» **REQUIRED WORK**
From the listing below, extract each line containing the string "kawy".

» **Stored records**
————

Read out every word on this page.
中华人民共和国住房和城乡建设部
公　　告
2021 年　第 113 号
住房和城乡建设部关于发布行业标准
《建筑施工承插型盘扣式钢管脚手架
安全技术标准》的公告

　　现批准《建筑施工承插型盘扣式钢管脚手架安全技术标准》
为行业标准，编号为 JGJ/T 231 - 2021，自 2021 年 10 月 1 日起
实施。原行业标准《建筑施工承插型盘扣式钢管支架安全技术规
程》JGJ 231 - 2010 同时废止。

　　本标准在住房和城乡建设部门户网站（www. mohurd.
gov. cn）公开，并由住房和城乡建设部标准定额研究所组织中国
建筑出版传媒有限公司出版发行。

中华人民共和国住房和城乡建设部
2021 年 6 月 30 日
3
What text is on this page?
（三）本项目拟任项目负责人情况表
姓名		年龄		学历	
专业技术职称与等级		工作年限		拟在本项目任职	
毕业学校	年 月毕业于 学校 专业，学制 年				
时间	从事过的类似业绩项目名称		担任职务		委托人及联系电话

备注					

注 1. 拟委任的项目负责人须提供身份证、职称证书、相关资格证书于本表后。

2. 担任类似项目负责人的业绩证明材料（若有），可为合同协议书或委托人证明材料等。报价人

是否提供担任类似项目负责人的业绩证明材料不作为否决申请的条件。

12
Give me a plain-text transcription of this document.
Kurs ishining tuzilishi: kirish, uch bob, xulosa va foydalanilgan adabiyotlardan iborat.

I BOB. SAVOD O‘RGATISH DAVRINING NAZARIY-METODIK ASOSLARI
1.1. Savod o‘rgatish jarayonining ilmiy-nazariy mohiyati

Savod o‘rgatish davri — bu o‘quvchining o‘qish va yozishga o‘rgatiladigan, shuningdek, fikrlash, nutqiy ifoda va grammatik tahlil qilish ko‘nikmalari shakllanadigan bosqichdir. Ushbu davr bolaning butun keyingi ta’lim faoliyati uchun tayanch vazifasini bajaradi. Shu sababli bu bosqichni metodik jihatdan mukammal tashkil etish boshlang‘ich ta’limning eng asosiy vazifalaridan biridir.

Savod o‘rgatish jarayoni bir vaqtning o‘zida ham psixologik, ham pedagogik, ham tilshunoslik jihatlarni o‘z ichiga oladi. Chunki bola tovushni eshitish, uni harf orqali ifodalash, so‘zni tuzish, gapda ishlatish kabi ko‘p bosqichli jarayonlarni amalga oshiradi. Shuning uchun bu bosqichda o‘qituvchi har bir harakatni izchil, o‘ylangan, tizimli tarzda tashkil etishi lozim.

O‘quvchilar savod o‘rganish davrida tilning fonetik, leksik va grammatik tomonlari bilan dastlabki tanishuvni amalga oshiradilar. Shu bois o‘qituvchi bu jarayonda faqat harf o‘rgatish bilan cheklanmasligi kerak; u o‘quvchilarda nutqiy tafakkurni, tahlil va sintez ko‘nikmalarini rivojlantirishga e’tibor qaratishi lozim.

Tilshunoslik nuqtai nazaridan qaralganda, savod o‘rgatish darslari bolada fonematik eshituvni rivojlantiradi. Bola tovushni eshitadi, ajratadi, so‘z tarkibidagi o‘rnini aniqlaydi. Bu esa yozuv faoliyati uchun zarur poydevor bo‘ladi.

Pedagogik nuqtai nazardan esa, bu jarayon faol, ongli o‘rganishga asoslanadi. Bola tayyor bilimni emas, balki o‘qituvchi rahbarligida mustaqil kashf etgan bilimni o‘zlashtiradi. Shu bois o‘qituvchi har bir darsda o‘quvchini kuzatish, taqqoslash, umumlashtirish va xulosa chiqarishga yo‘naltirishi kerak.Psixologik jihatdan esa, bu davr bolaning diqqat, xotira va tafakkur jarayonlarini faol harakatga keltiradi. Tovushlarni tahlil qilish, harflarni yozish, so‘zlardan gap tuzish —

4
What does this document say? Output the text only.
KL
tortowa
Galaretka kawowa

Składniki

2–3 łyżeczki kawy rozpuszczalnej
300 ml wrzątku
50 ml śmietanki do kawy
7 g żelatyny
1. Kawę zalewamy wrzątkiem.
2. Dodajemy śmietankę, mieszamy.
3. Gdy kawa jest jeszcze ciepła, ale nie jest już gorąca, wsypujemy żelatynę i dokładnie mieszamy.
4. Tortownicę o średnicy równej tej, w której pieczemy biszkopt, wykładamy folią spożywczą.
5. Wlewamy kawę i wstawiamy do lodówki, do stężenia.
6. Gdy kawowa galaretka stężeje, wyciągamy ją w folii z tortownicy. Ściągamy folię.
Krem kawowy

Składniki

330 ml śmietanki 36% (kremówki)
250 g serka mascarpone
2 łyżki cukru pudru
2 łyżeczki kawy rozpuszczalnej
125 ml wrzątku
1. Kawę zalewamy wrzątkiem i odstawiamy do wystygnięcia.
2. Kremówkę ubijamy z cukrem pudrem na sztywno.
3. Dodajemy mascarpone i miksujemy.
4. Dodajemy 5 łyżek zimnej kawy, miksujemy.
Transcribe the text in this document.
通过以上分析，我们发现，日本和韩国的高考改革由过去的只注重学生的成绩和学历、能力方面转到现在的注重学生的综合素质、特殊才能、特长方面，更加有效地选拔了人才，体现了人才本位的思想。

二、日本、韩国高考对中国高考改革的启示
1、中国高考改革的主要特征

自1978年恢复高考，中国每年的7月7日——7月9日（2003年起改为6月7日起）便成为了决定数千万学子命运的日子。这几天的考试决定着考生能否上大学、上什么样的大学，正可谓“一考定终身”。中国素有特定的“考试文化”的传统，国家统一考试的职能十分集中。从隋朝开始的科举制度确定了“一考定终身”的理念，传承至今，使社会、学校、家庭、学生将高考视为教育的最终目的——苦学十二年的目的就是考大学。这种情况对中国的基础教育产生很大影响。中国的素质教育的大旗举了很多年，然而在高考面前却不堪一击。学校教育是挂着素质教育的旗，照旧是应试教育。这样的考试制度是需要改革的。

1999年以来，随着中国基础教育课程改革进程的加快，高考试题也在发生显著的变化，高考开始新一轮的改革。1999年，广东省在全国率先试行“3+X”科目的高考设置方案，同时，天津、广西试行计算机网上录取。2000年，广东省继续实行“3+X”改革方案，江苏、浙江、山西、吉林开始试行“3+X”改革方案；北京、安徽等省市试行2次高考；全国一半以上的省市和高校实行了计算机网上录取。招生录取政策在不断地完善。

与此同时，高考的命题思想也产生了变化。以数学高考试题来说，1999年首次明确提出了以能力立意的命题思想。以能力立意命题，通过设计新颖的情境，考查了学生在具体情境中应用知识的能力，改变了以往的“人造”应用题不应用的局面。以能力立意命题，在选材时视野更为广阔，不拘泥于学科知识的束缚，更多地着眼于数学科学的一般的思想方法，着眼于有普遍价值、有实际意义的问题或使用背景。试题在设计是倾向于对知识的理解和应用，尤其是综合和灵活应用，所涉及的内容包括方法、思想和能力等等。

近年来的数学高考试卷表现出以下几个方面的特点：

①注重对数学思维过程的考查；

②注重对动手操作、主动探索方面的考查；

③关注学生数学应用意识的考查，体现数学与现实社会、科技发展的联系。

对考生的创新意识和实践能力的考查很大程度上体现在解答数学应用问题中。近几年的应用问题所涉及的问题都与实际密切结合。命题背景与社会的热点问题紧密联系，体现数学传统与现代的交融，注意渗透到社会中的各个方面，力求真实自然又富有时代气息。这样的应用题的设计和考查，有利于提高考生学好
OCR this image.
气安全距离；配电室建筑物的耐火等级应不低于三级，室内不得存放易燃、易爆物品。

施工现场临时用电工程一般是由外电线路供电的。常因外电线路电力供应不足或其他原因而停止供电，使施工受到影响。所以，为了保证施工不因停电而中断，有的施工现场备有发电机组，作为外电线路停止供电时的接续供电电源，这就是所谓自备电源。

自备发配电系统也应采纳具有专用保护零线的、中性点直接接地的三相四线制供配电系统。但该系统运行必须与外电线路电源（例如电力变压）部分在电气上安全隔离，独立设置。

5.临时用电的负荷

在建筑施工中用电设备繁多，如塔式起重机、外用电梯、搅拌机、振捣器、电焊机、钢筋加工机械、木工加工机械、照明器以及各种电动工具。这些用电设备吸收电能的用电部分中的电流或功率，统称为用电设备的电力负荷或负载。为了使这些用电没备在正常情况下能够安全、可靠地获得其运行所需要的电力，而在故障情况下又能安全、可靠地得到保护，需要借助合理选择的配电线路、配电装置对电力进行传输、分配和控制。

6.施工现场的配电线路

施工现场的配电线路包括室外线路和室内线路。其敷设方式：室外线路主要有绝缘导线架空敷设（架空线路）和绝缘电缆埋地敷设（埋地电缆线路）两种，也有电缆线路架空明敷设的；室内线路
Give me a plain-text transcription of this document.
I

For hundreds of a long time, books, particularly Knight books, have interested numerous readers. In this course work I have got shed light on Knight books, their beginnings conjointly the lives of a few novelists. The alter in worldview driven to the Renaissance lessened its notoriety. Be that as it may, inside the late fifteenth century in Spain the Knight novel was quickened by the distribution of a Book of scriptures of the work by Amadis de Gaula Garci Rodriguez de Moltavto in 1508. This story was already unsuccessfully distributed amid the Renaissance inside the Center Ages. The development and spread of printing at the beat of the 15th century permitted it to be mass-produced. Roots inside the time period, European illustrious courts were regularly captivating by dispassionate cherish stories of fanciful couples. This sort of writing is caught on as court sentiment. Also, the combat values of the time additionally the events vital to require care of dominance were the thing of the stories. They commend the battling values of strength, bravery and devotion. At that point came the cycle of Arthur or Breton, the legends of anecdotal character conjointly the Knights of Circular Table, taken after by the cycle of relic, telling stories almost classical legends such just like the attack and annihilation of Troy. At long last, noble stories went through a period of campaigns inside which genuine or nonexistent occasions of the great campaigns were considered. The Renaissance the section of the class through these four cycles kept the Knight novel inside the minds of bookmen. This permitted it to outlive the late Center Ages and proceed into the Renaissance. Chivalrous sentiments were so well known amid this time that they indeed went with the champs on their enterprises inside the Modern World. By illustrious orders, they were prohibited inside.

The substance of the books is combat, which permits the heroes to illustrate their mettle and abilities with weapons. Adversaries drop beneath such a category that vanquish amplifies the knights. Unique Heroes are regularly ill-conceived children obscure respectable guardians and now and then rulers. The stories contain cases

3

————

» **THE COMPLETED TASK**
2–3 łyżeczki kawy rozpuszczalnej
50 ml śmietanki do kawy
2 łyżeczki kawy rozpuszczalnej
4. Dodajemy 5 łyżek zimnej kawy, miksujemy.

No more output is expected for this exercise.